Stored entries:
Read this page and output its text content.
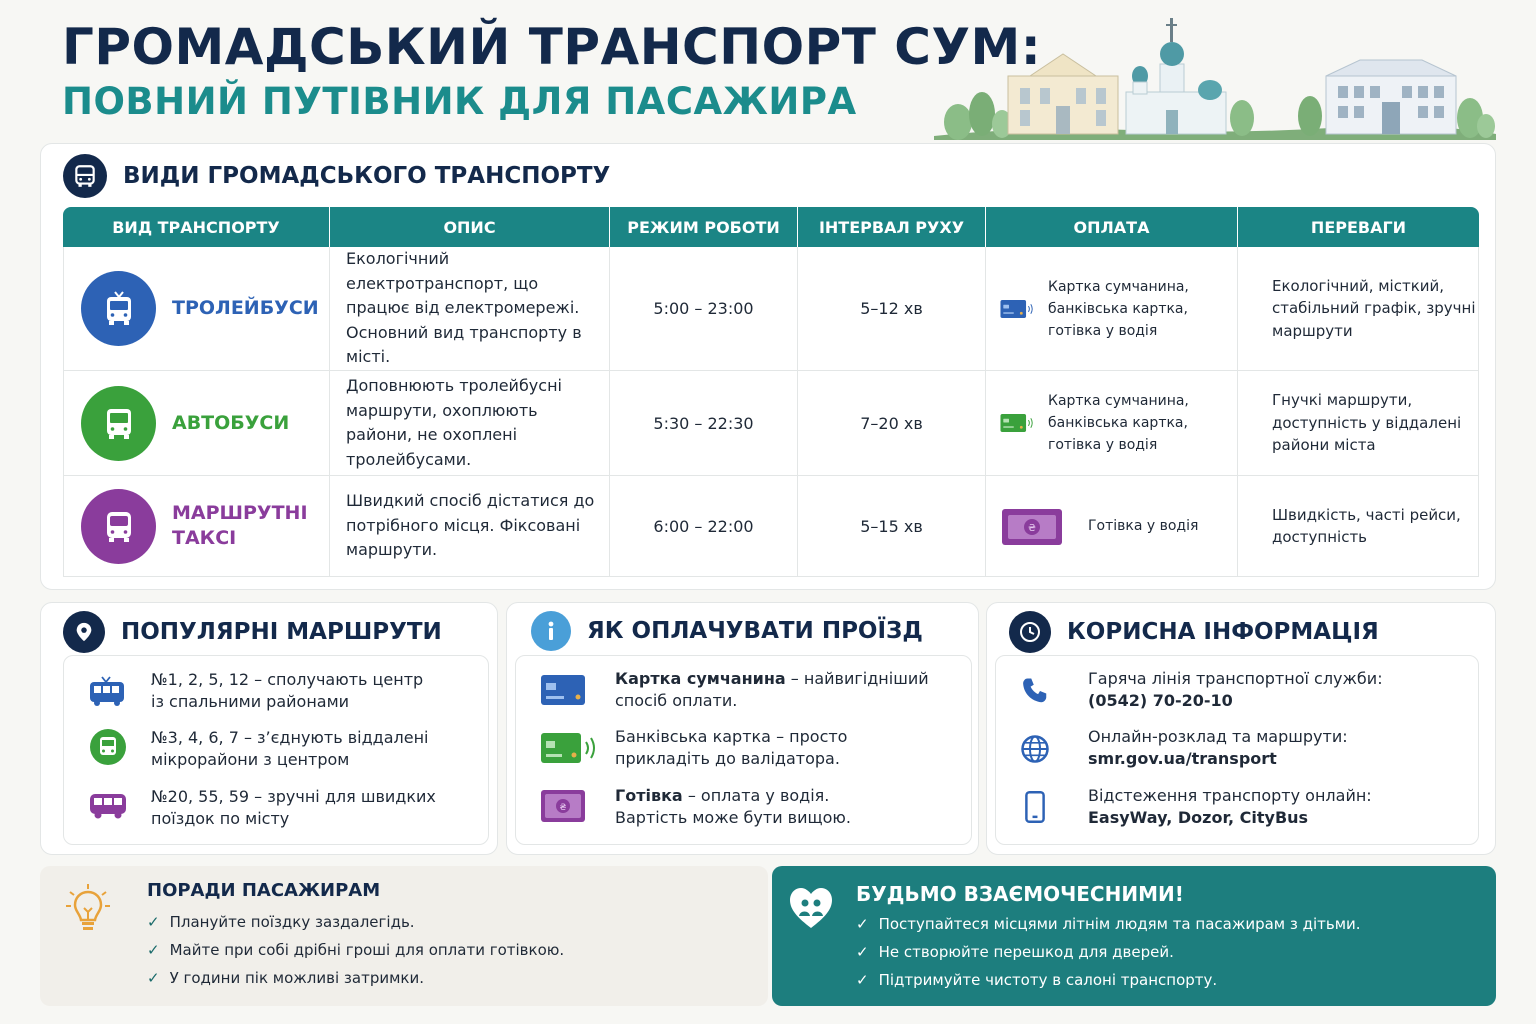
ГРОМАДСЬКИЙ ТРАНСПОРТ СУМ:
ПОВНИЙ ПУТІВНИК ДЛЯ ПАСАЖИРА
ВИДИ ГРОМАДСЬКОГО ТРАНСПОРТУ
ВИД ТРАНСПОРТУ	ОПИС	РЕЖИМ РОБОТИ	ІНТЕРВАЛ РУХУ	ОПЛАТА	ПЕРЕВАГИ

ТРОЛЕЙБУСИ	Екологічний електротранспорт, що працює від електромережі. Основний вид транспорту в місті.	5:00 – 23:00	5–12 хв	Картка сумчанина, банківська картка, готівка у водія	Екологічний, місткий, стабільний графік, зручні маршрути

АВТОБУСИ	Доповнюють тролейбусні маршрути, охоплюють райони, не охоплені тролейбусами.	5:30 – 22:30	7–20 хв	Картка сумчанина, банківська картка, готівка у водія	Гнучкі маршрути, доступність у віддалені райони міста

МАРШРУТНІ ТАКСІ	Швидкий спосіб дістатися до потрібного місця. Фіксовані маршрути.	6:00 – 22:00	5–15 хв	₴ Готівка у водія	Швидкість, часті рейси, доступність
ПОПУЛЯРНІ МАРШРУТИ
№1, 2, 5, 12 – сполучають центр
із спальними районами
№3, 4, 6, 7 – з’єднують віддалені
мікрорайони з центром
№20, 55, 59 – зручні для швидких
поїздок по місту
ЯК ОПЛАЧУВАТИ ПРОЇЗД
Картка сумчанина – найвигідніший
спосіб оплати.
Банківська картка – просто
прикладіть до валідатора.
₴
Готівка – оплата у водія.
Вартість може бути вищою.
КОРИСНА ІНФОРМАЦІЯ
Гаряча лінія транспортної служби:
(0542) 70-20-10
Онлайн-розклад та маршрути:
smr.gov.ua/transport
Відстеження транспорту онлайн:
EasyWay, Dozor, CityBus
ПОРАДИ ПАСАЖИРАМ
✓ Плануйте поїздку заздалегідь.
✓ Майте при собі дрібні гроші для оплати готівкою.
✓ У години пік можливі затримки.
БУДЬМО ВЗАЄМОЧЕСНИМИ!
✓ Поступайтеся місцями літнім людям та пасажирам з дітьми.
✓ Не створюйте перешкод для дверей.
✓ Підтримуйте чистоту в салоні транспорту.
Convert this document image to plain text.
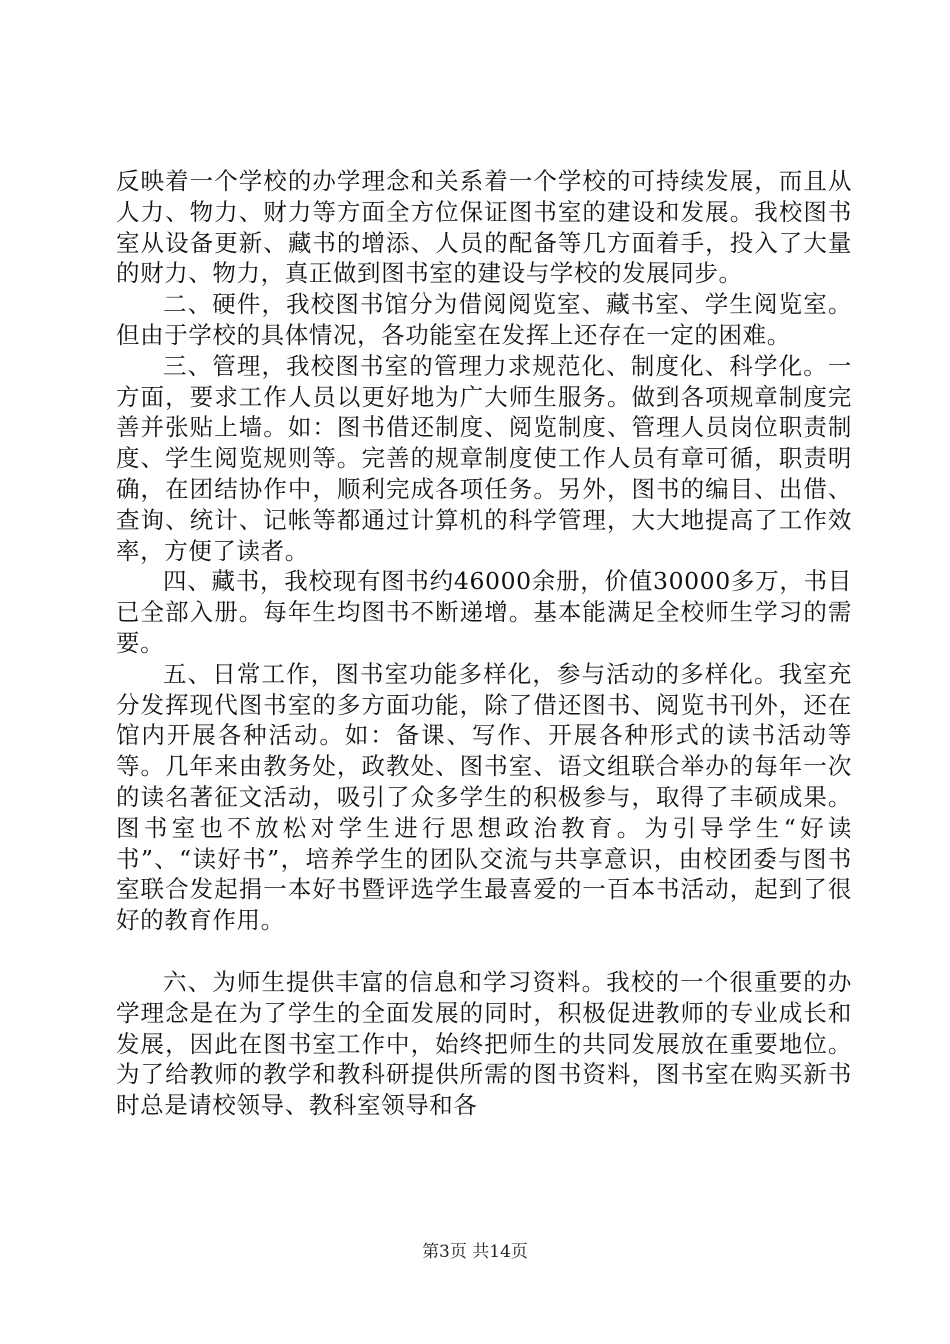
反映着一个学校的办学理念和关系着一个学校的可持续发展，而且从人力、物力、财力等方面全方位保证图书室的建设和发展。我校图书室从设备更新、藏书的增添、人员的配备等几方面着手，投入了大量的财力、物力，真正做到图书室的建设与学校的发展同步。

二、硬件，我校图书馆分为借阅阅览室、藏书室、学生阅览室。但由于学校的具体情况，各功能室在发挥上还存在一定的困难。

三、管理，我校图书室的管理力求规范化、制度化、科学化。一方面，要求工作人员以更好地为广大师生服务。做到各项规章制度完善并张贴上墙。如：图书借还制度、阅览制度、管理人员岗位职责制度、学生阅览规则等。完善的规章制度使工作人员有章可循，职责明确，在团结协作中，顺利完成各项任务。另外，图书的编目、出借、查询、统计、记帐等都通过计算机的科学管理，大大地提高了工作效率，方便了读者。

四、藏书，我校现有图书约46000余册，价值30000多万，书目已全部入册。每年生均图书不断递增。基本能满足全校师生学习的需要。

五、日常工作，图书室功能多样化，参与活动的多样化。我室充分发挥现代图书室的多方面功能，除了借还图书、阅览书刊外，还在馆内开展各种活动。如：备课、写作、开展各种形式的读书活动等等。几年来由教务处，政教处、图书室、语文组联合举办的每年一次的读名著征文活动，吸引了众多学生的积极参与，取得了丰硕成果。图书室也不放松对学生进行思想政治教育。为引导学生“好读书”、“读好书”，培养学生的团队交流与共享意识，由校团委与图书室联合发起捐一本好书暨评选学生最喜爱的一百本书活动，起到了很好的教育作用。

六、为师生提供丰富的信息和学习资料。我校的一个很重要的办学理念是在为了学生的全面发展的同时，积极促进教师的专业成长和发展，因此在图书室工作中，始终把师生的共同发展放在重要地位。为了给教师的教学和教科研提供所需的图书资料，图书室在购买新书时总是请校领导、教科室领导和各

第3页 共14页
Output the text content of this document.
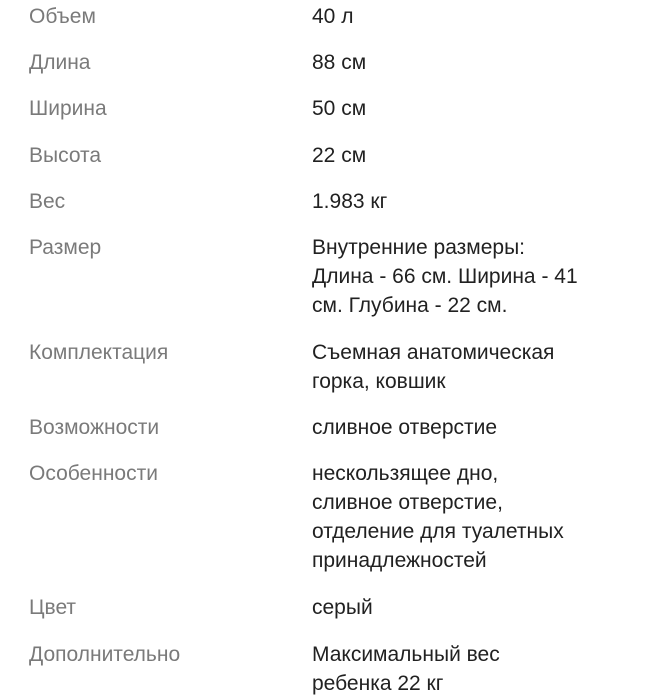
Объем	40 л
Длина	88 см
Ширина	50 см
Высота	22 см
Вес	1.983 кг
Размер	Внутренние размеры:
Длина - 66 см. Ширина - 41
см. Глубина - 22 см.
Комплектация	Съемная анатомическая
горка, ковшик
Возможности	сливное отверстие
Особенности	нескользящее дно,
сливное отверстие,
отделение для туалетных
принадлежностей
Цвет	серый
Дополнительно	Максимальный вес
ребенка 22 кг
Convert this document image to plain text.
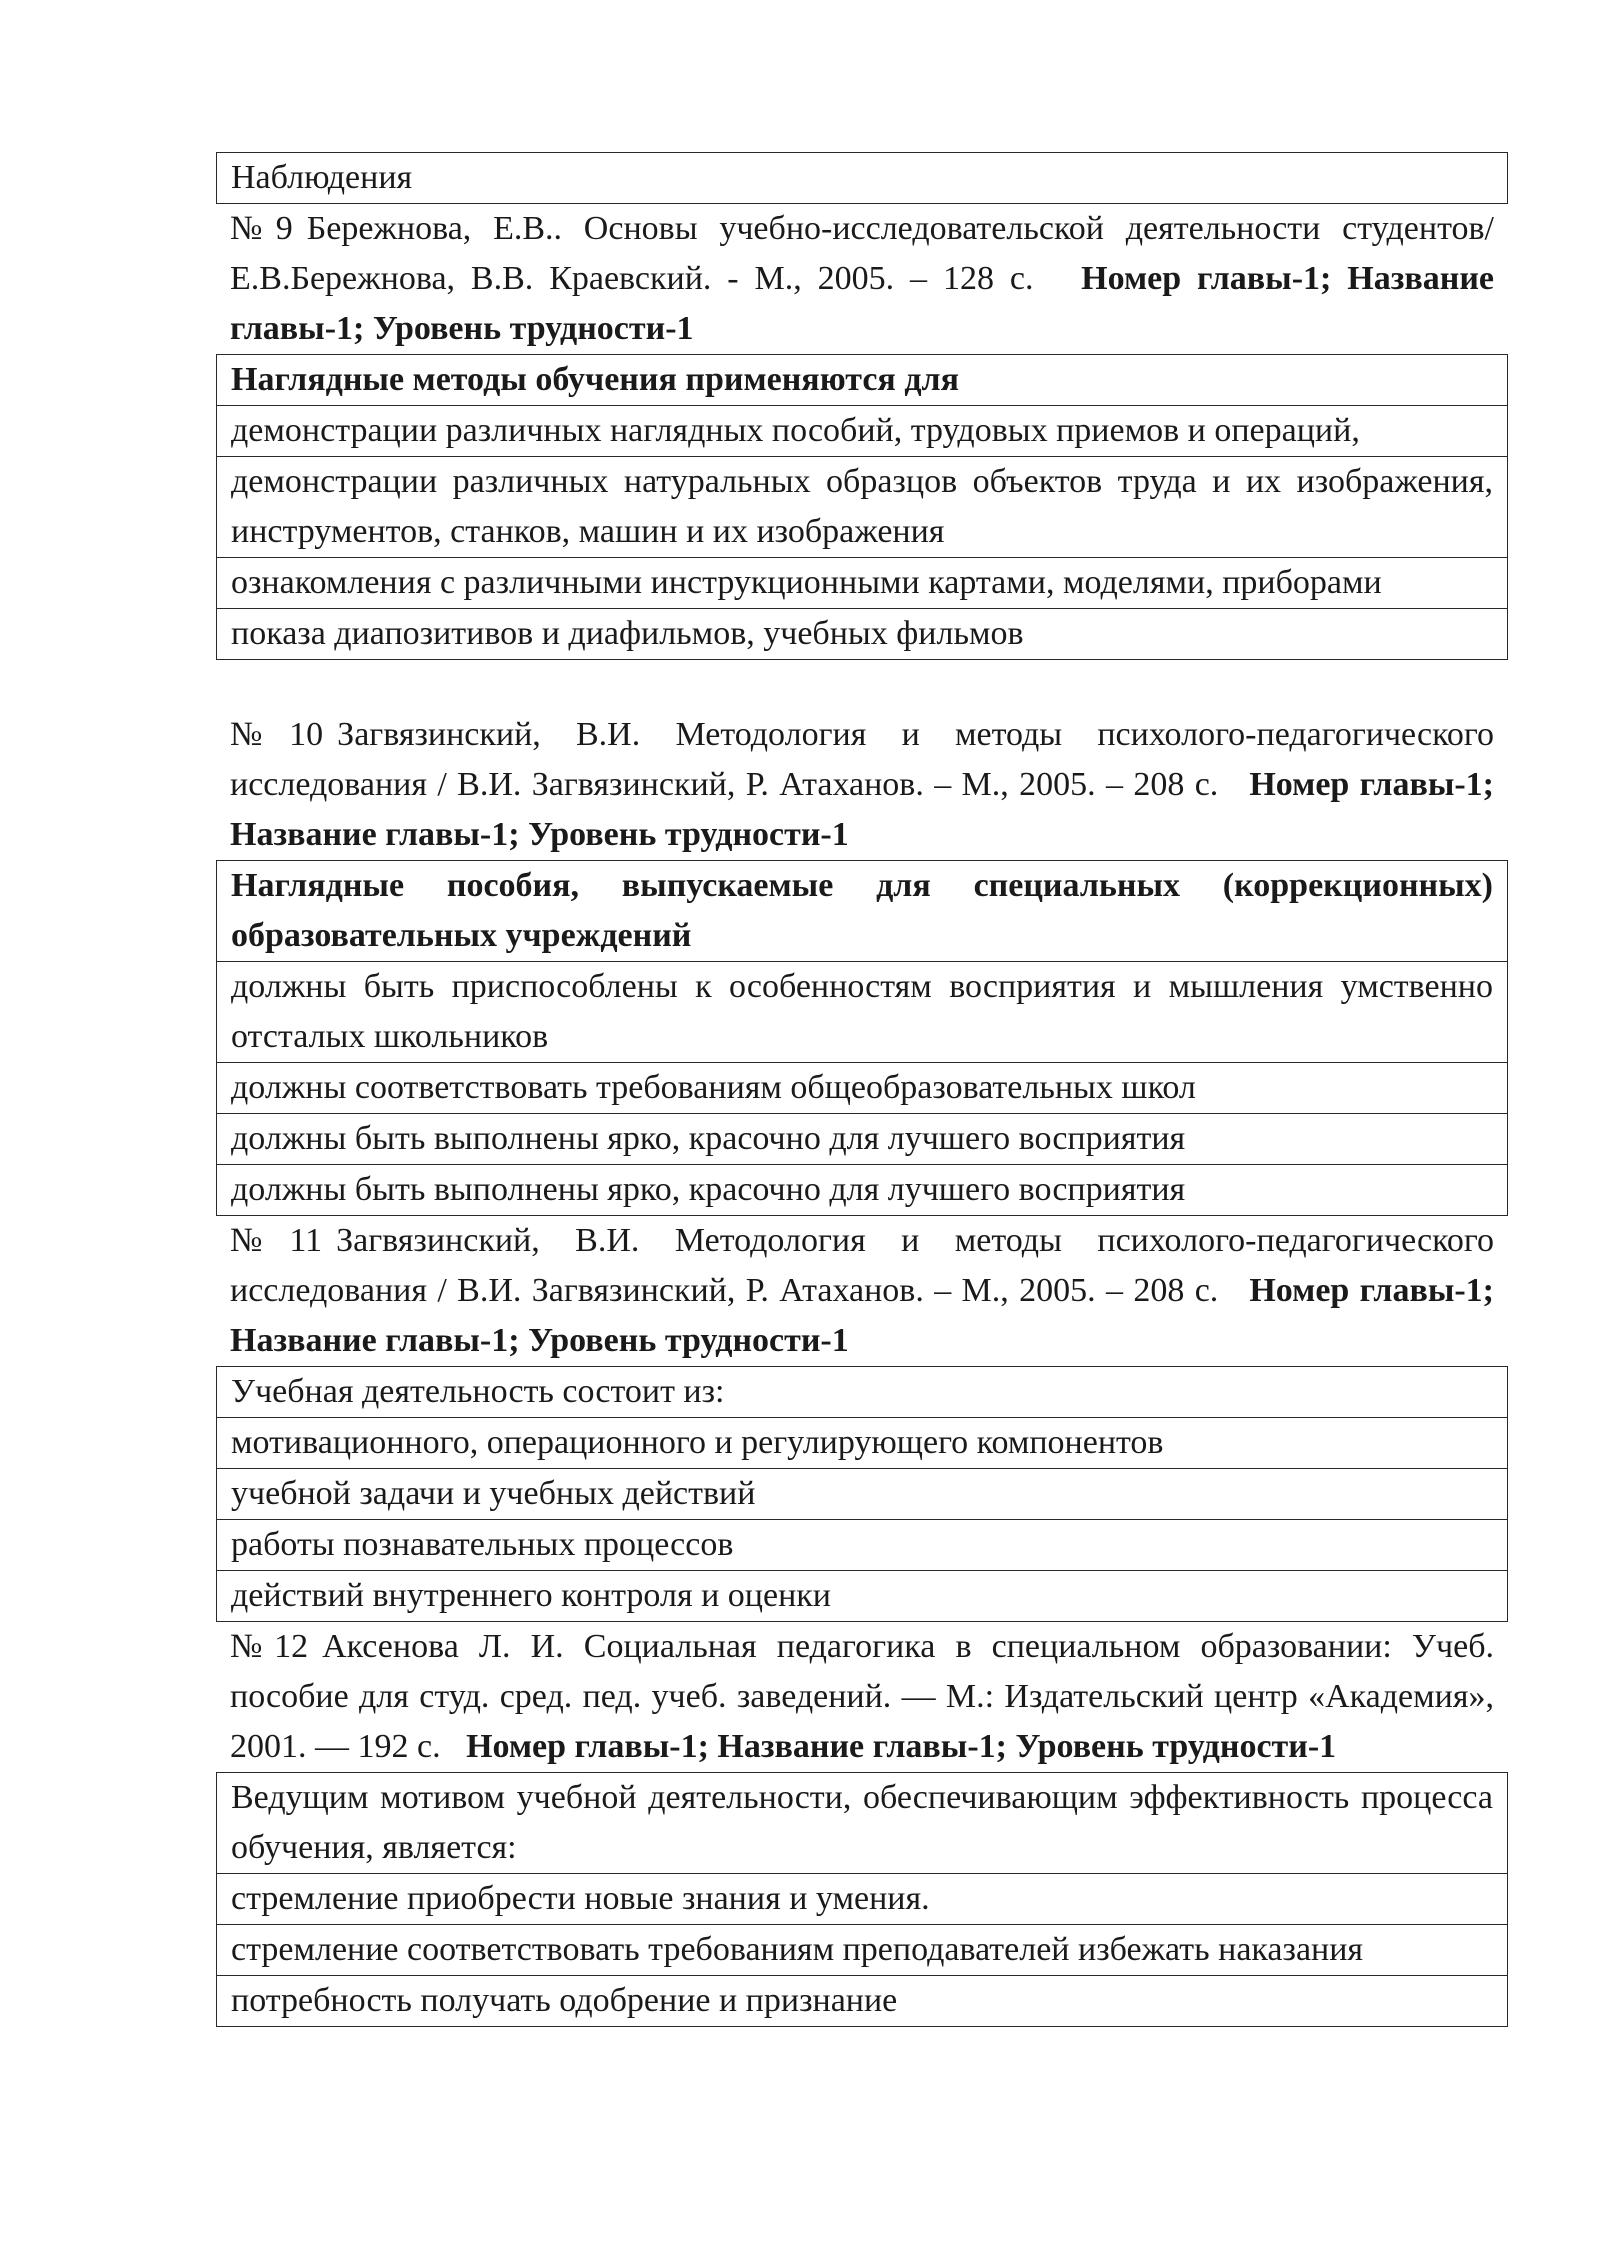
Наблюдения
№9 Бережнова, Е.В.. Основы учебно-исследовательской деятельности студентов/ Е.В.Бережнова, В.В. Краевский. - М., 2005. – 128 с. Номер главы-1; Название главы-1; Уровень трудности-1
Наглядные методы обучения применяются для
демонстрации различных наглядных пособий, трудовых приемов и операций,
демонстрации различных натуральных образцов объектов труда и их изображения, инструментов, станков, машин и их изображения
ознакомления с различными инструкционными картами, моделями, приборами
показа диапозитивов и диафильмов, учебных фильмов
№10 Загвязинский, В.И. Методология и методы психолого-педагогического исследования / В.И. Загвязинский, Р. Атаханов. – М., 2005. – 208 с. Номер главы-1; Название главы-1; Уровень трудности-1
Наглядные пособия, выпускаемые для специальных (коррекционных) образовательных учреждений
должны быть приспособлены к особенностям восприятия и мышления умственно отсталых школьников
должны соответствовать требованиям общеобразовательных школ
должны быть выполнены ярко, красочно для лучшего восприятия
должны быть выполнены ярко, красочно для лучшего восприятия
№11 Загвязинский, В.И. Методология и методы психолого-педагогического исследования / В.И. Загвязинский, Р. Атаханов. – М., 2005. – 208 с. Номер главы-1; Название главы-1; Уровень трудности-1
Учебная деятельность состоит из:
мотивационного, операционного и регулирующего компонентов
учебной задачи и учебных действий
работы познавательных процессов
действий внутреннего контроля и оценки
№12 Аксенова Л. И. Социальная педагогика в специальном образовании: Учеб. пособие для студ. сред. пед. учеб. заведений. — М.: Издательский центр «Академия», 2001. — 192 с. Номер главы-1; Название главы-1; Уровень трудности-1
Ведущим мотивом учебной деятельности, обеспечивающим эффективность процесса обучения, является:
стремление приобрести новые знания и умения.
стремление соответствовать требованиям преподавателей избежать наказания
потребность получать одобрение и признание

- Goal
Copy out every line of the listing that includes the string "педагогического".

- Written response
№10 Загвязинский, В.И. Методология и методы психолого-педагогического исследования / В.И. Загвязинский, Р. Атаханов. – М., 2005. – 208 с. Номер главы-1; Название главы-1; Уровень трудности-1
№11 Загвязинский, В.И. Методология и методы психолого-педагогического исследования / В.И. Загвязинский, Р. Атаханов. – М., 2005. – 208 с. Номер главы-1; Название главы-1; Уровень трудности-1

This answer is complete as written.